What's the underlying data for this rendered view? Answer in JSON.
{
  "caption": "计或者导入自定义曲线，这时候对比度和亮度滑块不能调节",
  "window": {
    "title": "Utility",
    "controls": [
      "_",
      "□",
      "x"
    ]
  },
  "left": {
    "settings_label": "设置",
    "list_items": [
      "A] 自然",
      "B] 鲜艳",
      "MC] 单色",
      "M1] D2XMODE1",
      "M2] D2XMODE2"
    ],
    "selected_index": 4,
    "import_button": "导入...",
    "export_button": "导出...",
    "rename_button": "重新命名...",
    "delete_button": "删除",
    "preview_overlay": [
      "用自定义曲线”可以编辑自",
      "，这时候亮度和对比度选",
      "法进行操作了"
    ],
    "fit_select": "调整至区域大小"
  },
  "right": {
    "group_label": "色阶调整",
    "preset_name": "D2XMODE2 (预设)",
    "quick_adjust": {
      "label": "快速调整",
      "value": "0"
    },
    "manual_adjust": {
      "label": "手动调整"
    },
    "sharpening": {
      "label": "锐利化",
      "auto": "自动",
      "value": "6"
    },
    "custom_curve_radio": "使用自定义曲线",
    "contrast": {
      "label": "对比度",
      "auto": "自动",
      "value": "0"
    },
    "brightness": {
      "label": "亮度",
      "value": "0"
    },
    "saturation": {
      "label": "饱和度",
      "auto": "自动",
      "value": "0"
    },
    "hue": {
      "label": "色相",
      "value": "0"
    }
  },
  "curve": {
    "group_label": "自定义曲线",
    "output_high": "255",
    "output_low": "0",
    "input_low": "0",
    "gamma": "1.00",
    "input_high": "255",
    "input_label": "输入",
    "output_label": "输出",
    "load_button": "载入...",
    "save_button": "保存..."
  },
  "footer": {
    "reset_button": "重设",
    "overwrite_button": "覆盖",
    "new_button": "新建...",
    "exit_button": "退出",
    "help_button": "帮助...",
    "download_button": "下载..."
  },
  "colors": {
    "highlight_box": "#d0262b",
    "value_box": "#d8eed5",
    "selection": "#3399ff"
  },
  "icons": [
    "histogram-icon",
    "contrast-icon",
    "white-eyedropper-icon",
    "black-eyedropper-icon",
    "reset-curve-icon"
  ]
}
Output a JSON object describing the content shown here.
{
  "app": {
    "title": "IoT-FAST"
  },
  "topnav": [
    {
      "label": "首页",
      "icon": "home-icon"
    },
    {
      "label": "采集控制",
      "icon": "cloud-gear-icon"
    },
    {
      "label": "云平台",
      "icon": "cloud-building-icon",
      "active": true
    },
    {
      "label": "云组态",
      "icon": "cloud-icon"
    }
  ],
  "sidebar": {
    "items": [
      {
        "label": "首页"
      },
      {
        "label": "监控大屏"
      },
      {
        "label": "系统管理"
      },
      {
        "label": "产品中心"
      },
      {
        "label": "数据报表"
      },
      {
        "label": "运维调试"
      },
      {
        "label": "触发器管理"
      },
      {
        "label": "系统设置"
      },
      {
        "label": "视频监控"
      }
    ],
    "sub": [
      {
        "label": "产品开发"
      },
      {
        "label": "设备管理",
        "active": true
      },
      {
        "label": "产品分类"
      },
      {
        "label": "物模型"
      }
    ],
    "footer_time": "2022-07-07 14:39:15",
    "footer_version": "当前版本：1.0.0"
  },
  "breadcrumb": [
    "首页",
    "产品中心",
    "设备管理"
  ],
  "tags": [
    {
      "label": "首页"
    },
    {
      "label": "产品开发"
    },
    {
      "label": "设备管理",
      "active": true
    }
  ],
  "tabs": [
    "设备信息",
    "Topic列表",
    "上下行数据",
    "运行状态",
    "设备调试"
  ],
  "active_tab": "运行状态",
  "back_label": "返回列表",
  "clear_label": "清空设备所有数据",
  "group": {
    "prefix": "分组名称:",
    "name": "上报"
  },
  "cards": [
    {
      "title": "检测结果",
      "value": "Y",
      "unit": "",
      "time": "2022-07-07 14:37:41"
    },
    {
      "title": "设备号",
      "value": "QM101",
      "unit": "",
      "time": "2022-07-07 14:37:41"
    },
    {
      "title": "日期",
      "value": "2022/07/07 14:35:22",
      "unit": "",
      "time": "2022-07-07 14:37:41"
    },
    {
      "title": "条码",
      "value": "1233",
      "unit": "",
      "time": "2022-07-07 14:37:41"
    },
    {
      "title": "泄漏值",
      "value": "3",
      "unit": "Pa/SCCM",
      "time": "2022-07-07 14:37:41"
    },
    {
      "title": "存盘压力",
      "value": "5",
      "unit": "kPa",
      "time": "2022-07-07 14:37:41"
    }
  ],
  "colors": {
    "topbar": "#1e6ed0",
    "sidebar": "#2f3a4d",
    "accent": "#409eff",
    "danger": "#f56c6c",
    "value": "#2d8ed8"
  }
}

(What to do):
Using the listing above, reproduce each line without omission.

(Task solution):
What's the underlying data for this rendered view? Answer in JSON.
{
  "caption": "计或者导入自定义曲线，这时候对比度和亮度滑块不能调节",
  "window": {
    "title": "Utility",
    "controls": [
      "_",
      "□",
      "x"
    ]
  },
  "left": {
    "settings_label": "设置",
    "list_items": [
      "A] 自然",
      "B] 鲜艳",
      "MC] 单色",
      "M1] D2XMODE1",
      "M2] D2XMODE2"
    ],
    "selected_index": 4,
    "import_button": "导入...",
    "export_button": "导出...",
    "rename_button": "重新命名...",
    "delete_button": "删除",
    "preview_overlay": [
      "用自定义曲线”可以编辑自",
      "，这时候亮度和对比度选",
      "法进行操作了"
    ],
    "fit_select": "调整至区域大小"
  },
  "right": {
    "group_label": "色阶调整",
    "preset_name": "D2XMODE2 (预设)",
    "quick_adjust": {
      "label": "快速调整",
      "value": "0"
    },
    "manual_adjust": {
      "label": "手动调整"
    },
    "sharpening": {
      "label": "锐利化",
      "auto": "自动",
      "value": "6"
    },
    "custom_curve_radio": "使用自定义曲线",
    "contrast": {
      "label": "对比度",
      "auto": "自动",
      "value": "0"
    },
    "brightness": {
      "label": "亮度",
      "value": "0"
    },
    "saturation": {
      "label": "饱和度",
      "auto": "自动",
      "value": "0"
    },
    "hue": {
      "label": "色相",
      "value": "0"
    }
  },
  "curve": {
    "group_label": "自定义曲线",
    "output_high": "255",
    "output_low": "0",
    "input_low": "0",
    "gamma": "1.00",
    "input_high": "255",
    "input_label": "输入",
    "output_label": "输出",
    "load_button": "载入...",
    "save_button": "保存..."
  },
  "footer": {
    "reset_button": "重设",
    "overwrite_button": "覆盖",
    "new_button": "新建...",
    "exit_button": "退出",
    "help_button": "帮助...",
    "download_button": "下载..."
  },
  "colors": {
    "highlight_box": "#d0262b",
    "value_box": "#d8eed5",
    "selection": "#3399ff"
  },
  "icons": [
    "histogram-icon",
    "contrast-icon",
    "white-eyedropper-icon",
    "black-eyedropper-icon",
    "reset-curve-icon"
  ]
}
Output a JSON object describing the content shown here.
{
  "app": {
    "title": "IoT-FAST"
  },
  "topnav": [
    {
      "label": "首页",
      "icon": "home-icon"
    },
    {
      "label": "采集控制",
      "icon": "cloud-gear-icon"
    },
    {
      "label": "云平台",
      "icon": "cloud-building-icon",
      "active": true
    },
    {
      "label": "云组态",
      "icon": "cloud-icon"
    }
  ],
  "sidebar": {
    "items": [
      {
        "label": "首页"
      },
      {
        "label": "监控大屏"
      },
      {
        "label": "系统管理"
      },
      {
        "label": "产品中心"
      },
      {
        "label": "数据报表"
      },
      {
        "label": "运维调试"
      },
      {
        "label": "触发器管理"
      },
      {
        "label": "系统设置"
      },
      {
        "label": "视频监控"
      }
    ],
    "sub": [
      {
        "label": "产品开发"
      },
      {
        "label": "设备管理",
        "active": true
      },
      {
        "label": "产品分类"
      },
      {
        "label": "物模型"
      }
    ],
    "footer_time": "2022-07-07 14:39:15",
    "footer_version": "当前版本：1.0.0"
  },
  "breadcrumb": [
    "首页",
    "产品中心",
    "设备管理"
  ],
  "tags": [
    {
      "label": "首页"
    },
    {
      "label": "产品开发"
    },
    {
      "label": "设备管理",
      "active": true
    }
  ],
  "tabs": [
    "设备信息",
    "Topic列表",
    "上下行数据",
    "运行状态",
    "设备调试"
  ],
  "active_tab": "运行状态",
  "back_label": "返回列表",
  "clear_label": "清空设备所有数据",
  "group": {
    "prefix": "分组名称:",
    "name": "上报"
  },
  "cards": [
    {
      "title": "检测结果",
      "value": "Y",
      "unit": "",
      "time": "2022-07-07 14:37:41"
    },
    {
      "title": "设备号",
      "value": "QM101",
      "unit": "",
      "time": "2022-07-07 14:37:41"
    },
    {
      "title": "日期",
      "value": "2022/07/07 14:35:22",
      "unit": "",
      "time": "2022-07-07 14:37:41"
    },
    {
      "title": "条码",
      "value": "1233",
      "unit": "",
      "time": "2022-07-07 14:37:41"
    },
    {
      "title": "泄漏值",
      "value": "3",
      "unit": "Pa/SCCM",
      "time": "2022-07-07 14:37:41"
    },
    {
      "title": "存盘压力",
      "value": "5",
      "unit": "kPa",
      "time": "2022-07-07 14:37:41"
    }
  ],
  "colors": {
    "topbar": "#1e6ed0",
    "sidebar": "#2f3a4d",
    "accent": "#409eff",
    "danger": "#f56c6c",
    "value": "#2d8ed8"
  }
}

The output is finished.